Extract each line of the records that contains the string "edge", treating case as significant.

[Annotated region listings]
# # # # #
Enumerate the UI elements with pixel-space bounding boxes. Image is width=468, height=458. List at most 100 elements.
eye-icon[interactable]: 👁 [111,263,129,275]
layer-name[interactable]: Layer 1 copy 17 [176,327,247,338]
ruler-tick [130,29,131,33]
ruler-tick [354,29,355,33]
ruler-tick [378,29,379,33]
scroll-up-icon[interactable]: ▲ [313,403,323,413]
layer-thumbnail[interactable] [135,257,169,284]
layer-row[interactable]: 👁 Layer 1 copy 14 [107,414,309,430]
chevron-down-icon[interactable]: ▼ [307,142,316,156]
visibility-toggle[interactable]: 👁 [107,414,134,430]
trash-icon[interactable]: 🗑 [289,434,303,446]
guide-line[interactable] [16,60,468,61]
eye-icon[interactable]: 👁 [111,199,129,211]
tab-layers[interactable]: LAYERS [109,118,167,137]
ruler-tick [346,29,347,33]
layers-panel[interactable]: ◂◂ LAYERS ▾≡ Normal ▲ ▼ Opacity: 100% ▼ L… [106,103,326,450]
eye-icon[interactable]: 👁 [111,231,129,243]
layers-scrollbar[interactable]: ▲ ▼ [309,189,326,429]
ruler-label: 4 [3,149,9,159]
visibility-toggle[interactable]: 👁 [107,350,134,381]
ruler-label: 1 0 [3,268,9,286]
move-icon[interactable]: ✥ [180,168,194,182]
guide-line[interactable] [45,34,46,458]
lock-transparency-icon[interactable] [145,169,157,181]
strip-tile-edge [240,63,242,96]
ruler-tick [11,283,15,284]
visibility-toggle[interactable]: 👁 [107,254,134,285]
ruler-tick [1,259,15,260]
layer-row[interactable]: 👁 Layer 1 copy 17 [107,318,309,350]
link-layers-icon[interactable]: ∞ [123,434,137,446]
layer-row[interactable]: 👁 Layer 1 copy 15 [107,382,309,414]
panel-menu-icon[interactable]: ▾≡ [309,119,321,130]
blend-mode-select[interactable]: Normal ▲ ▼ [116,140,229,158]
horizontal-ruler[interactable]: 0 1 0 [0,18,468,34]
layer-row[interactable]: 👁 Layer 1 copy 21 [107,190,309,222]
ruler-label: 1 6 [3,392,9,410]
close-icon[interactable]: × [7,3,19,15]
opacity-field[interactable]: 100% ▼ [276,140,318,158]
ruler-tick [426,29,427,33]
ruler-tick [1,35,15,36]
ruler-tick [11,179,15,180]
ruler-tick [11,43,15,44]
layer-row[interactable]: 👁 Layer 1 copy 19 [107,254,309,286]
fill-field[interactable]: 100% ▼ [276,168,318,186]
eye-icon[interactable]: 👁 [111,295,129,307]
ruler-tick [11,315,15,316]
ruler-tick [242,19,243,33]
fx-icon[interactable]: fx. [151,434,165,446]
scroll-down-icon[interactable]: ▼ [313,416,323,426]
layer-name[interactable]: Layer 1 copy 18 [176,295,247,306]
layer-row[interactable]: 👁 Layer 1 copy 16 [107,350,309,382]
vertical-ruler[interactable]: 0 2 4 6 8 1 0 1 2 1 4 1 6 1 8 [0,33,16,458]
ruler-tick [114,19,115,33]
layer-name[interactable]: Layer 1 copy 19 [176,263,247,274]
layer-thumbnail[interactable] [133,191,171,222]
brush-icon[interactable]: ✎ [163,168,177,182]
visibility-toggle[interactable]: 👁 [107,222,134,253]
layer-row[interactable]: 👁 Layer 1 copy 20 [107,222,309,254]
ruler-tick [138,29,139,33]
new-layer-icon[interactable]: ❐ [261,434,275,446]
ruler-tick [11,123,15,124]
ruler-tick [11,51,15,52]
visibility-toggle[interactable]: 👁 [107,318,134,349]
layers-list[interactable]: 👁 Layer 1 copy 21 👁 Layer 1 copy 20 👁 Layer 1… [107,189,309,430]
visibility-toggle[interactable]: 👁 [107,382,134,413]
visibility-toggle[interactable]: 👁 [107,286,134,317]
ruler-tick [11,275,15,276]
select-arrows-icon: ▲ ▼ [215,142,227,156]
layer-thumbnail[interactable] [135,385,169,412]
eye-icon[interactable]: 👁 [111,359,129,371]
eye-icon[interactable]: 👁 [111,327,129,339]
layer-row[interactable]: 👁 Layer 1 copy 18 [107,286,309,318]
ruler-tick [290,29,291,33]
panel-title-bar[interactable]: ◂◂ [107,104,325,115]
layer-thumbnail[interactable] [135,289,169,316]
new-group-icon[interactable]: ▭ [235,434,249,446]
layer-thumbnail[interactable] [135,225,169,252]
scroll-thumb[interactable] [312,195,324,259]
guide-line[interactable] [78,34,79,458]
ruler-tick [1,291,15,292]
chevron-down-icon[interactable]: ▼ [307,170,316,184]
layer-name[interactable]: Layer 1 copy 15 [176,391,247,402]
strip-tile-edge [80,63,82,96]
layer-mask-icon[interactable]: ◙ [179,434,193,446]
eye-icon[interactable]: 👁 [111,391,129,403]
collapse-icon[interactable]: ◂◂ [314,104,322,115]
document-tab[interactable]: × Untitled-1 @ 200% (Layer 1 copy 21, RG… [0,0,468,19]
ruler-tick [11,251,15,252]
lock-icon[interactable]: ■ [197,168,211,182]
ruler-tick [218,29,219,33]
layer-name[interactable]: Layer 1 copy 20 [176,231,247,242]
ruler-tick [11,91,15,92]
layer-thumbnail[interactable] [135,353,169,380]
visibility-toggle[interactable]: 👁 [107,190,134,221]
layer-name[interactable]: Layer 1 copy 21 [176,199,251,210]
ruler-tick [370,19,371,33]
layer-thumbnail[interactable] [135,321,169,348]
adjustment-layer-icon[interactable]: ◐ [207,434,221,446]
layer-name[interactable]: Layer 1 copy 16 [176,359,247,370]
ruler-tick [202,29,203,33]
# # # # #
= WRITTEN SOLUTION =
strip-tile-edge [240,63,242,96]
strip-tile-edge [80,63,82,96]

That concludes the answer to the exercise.